Data in this exercise →
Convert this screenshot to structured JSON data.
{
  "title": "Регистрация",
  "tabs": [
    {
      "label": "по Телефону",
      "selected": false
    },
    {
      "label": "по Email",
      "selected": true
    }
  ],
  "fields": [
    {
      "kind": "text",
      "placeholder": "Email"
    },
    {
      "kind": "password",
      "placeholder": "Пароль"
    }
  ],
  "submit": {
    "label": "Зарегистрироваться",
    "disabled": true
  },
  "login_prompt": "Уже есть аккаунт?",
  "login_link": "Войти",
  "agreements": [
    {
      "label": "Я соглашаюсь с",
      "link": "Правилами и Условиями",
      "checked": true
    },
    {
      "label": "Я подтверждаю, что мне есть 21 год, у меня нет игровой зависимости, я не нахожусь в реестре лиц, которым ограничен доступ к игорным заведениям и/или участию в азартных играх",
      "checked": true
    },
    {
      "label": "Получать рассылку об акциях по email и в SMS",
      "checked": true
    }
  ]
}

--

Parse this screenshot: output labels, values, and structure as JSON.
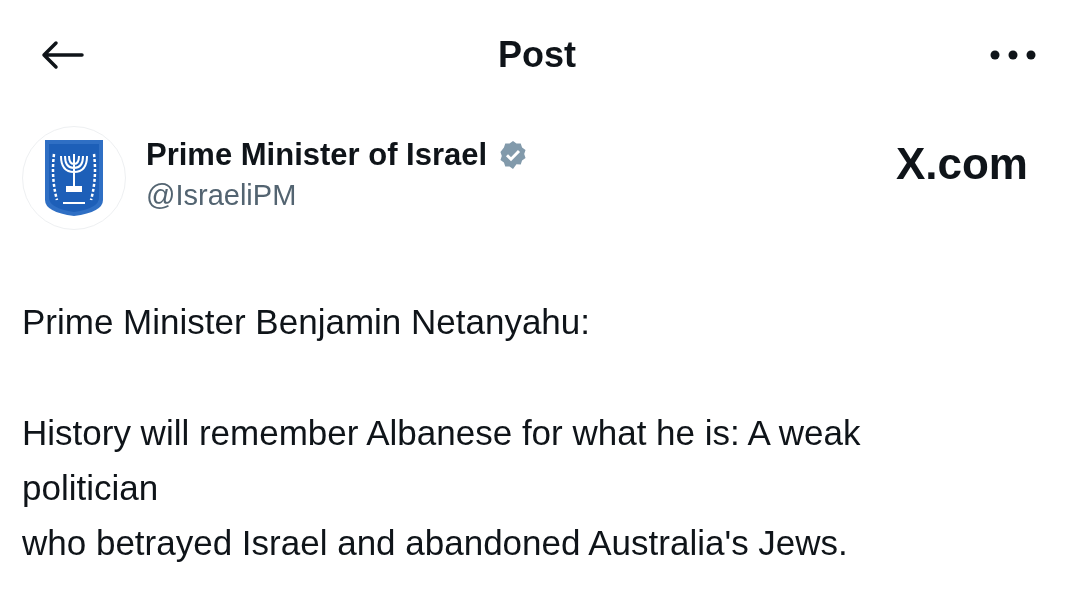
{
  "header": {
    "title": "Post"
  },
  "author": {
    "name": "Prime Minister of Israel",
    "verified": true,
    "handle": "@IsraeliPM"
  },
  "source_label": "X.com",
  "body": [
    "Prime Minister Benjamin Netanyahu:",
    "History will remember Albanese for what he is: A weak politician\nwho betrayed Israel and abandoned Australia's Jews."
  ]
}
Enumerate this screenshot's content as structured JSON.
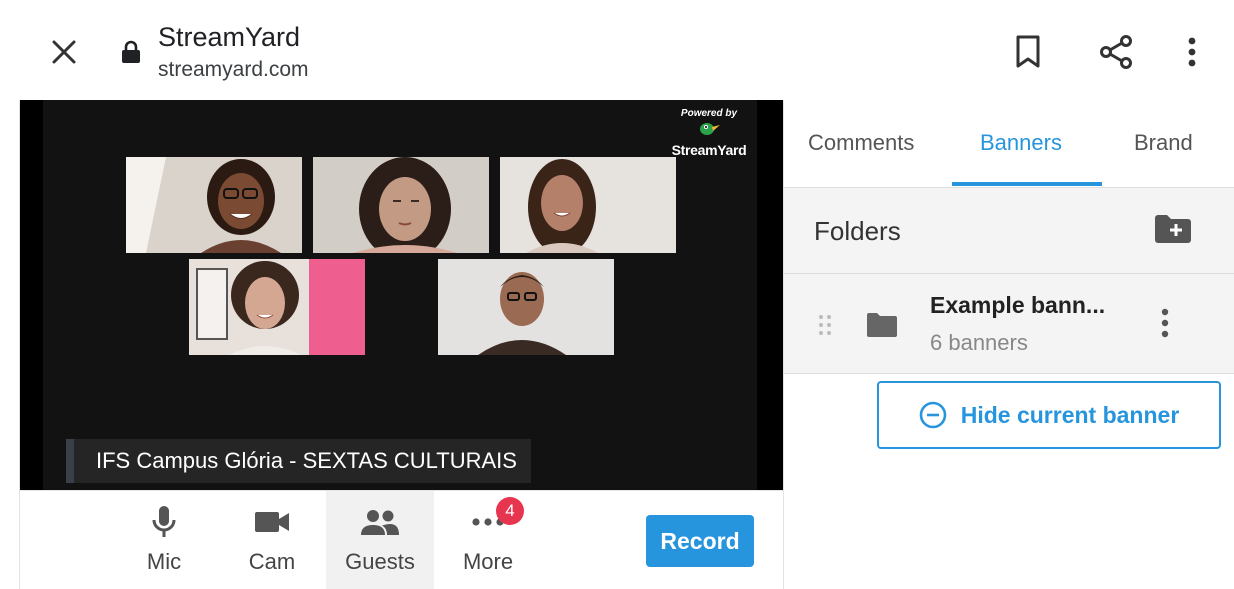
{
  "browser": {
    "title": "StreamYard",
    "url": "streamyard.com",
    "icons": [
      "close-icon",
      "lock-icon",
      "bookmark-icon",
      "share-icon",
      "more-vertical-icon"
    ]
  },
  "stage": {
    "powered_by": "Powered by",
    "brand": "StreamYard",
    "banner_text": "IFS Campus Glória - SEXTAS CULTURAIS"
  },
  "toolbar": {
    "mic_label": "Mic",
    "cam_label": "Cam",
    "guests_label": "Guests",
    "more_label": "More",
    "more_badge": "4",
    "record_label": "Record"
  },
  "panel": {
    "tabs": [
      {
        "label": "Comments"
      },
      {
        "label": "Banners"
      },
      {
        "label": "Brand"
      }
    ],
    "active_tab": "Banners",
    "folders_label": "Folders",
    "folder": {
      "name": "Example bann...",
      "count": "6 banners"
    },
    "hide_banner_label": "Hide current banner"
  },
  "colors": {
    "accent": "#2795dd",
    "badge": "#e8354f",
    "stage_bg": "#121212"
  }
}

To do →
Find the word "screenshot" in the data and show each line that holds it.

Worked answer →
Convert this screenshot to structured JSON data.
Parse this screenshot: output labels, values, and structure as JSON.
Enumerate this screenshot's content as structured JSON.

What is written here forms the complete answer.